Layout annotation data:
◇ ◇ ◇ ◇ ◇

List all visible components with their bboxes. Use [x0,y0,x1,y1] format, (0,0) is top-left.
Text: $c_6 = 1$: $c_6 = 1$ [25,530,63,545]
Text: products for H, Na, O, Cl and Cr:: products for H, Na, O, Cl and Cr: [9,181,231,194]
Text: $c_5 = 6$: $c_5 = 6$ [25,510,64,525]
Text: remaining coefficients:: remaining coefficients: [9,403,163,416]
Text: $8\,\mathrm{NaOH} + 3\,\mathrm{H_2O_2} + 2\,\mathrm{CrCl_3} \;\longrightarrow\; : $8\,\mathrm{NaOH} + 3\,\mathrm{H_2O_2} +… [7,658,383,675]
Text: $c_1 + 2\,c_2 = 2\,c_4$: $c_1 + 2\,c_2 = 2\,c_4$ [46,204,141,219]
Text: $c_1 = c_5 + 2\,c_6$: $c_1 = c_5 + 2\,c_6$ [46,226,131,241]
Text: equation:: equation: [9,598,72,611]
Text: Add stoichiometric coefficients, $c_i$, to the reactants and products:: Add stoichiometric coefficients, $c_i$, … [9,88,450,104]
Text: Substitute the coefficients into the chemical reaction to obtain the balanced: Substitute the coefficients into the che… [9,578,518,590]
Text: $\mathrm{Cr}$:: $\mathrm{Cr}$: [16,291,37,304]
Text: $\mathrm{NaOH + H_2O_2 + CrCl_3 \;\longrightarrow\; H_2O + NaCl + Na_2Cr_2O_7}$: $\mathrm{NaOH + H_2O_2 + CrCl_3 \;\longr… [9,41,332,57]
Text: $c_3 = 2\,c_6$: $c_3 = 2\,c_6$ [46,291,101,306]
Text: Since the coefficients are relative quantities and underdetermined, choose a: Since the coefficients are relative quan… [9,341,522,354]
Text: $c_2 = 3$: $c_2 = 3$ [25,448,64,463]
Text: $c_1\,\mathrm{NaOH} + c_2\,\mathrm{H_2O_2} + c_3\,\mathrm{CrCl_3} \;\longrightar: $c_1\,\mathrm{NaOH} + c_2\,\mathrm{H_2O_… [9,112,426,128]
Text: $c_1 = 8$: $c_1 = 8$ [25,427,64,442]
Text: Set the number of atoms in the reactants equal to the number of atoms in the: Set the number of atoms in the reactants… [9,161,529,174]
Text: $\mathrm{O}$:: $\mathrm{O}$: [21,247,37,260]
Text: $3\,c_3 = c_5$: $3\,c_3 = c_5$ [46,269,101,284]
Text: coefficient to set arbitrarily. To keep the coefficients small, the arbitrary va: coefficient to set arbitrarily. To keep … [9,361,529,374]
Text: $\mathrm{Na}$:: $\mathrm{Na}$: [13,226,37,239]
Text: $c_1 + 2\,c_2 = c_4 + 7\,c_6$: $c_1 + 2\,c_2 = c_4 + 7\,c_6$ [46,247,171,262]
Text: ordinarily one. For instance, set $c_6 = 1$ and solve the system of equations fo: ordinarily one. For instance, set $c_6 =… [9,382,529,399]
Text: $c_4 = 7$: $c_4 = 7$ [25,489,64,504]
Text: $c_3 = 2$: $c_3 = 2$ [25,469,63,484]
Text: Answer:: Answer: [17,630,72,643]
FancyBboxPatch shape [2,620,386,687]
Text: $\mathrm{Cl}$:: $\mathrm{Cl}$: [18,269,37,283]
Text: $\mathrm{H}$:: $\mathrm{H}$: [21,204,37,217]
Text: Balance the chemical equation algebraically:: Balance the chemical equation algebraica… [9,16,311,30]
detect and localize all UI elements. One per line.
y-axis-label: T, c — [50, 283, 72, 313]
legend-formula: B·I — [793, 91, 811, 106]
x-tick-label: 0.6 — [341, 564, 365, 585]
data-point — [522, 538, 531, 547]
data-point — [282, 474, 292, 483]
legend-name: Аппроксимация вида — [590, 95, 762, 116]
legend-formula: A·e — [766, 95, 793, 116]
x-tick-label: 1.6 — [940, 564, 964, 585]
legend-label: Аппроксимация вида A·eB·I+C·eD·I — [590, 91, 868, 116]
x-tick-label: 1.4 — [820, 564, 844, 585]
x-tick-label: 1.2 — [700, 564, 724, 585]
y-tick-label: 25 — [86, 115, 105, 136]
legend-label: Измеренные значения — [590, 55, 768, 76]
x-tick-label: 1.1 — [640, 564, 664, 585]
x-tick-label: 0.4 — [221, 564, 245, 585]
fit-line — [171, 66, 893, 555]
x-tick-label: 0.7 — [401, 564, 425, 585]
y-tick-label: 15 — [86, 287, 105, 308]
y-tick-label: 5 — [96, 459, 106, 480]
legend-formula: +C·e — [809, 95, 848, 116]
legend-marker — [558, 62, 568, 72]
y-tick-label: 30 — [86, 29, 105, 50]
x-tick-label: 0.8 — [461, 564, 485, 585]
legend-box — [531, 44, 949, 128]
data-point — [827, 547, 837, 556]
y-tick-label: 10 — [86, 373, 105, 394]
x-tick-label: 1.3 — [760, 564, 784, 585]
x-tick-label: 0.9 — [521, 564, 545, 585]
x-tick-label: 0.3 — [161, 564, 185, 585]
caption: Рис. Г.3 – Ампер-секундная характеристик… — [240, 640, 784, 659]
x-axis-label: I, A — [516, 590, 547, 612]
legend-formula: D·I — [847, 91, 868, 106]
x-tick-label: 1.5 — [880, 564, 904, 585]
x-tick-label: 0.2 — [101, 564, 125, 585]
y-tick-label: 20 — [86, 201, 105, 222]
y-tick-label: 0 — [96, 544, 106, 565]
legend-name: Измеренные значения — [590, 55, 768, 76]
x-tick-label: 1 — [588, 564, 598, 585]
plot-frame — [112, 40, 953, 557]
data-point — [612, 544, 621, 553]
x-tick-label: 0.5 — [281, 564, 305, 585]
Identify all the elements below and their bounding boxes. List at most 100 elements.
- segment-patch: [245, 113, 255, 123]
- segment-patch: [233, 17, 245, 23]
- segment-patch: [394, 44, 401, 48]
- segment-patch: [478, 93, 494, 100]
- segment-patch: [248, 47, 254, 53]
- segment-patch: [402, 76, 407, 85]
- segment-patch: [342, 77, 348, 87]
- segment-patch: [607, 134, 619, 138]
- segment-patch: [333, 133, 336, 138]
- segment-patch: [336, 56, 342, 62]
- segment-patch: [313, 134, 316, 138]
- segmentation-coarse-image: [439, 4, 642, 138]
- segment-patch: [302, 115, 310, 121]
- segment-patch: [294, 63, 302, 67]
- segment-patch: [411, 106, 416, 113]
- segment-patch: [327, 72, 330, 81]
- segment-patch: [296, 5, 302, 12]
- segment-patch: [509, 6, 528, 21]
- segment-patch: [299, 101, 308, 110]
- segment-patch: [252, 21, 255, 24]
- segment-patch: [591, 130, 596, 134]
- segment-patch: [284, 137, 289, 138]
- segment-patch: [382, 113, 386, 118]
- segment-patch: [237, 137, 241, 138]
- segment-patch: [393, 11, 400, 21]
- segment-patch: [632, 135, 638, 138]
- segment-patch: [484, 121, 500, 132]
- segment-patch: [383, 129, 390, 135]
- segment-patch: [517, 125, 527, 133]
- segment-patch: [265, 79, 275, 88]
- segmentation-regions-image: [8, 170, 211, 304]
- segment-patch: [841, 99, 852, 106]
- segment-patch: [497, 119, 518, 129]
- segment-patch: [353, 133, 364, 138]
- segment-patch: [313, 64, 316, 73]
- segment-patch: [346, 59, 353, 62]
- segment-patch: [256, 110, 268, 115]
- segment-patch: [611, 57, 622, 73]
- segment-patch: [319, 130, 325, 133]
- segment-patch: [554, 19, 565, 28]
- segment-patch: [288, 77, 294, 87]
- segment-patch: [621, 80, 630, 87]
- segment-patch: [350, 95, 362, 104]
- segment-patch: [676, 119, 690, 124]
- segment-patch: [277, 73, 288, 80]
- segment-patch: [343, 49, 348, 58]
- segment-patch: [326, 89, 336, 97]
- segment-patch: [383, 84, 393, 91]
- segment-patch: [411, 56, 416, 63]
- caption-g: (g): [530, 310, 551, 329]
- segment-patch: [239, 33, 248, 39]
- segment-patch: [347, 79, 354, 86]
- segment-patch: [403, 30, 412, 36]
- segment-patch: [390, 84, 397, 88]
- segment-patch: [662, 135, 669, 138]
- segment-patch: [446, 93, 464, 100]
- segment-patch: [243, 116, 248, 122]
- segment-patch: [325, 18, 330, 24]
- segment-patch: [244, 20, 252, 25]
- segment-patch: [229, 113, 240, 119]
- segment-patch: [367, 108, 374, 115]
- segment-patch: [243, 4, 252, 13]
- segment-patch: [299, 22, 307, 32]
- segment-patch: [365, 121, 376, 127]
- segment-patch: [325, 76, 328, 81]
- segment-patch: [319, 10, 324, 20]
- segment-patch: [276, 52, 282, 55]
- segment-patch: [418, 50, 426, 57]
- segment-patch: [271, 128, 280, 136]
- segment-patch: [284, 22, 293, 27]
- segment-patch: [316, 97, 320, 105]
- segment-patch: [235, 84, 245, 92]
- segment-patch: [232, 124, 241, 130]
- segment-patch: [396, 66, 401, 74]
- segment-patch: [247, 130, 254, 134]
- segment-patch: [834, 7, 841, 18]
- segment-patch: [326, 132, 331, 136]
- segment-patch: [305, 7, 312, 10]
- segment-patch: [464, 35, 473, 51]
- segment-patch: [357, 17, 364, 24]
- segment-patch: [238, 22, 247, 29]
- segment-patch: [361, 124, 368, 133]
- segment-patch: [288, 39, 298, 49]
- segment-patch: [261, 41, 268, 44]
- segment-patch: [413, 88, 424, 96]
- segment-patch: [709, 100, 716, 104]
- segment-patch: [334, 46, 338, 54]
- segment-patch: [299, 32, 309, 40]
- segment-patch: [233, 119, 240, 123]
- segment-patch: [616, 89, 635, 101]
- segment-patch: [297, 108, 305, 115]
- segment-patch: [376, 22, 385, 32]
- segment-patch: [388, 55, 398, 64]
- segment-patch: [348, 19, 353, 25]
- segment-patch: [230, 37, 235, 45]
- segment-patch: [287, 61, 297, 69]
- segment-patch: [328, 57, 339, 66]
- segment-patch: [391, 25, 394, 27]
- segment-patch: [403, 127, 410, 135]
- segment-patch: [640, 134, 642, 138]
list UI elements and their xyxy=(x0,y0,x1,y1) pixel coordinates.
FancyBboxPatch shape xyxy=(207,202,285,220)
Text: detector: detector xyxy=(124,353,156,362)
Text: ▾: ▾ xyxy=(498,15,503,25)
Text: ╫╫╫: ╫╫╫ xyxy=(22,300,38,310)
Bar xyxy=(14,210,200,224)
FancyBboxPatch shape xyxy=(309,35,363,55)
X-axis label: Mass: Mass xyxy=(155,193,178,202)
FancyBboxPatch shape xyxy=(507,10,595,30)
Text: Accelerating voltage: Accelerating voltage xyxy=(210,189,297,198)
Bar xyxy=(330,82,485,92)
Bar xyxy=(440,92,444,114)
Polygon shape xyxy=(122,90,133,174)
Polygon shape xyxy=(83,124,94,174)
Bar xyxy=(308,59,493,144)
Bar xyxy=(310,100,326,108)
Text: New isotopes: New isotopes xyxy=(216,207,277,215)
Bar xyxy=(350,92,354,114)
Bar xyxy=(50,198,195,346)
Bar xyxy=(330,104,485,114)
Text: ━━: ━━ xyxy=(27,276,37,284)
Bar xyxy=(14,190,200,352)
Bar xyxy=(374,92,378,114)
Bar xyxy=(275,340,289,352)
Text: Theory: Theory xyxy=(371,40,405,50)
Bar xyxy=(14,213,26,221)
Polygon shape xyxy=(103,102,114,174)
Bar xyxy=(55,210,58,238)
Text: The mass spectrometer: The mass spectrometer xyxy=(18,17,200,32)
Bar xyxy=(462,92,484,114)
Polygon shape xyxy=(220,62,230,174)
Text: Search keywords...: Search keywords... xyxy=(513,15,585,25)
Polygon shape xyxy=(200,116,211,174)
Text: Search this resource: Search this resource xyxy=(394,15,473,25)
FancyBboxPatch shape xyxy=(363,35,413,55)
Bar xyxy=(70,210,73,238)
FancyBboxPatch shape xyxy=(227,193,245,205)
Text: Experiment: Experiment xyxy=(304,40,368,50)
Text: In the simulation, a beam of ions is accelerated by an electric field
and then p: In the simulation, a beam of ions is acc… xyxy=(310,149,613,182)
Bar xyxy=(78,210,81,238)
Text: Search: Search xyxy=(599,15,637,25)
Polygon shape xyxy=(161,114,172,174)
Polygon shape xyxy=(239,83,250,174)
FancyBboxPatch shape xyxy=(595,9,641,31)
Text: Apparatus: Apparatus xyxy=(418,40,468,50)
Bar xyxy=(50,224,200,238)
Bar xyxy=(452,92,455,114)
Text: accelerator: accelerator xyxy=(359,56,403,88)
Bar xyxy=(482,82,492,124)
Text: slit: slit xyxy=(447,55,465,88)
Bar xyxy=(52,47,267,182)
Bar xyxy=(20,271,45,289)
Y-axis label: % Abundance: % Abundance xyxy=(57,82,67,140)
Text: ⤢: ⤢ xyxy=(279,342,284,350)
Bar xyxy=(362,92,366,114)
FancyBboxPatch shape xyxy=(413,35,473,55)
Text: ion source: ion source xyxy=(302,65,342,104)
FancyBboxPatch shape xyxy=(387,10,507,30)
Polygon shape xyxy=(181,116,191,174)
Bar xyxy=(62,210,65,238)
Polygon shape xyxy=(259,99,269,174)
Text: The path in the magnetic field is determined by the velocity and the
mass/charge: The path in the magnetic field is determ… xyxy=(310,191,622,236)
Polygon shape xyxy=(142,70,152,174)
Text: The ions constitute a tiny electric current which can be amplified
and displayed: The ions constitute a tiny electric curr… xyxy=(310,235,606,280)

◇ ◇ ◇ ◇ ◇

- **Task goal**: Present the material starting at its first line and ending at the line containing "Text: equation:: equation: [9,598,72,611]" as a Markdown table, omitting blank lines, with a Row column for the row number and a Material line column for the line itself.

- **Correct result**:
| Row | Material line |
|---|---|
| 1 | List all visible components with their bboxes. Use [x0,y0,x1,y1] format, (0,0) is top-left. |
| 2 | Text: $c_6 = 1$: $c_6 = 1$ [25,530,63,545] |
| 3 | Text: products for H, Na, O, Cl and Cr:: products for H, Na, O, Cl and Cr: [9,181,231,194] |
| 4 | Text: $c_5 = 6$: $c_5 = 6$ [25,510,64,525] |
| 5 | Text: remaining coefficients:: remaining coefficients: [9,403,163,416] |
| 6 | Text: $8\,\mathrm{NaOH} + 3\,\mathrm{H_2O_2} + 2\,\mathrm{CrCl_3} \;\longrightarrow\; : $8\,\mathrm{NaOH} + 3\,\mathrm{H_2O_2} +… [7,658,383,675] |
| 7 | Text: $c_1 + 2\,c_2 = 2\,c_4$: $c_1 + 2\,c_2 = 2\,c_4$ [46,204,141,219] |
| 8 | Text: $c_1 = c_5 + 2\,c_6$: $c_1 = c_5 + 2\,c_6$ [46,226,131,241] |
| 9 | Text: equation:: equation: [9,598,72,611] |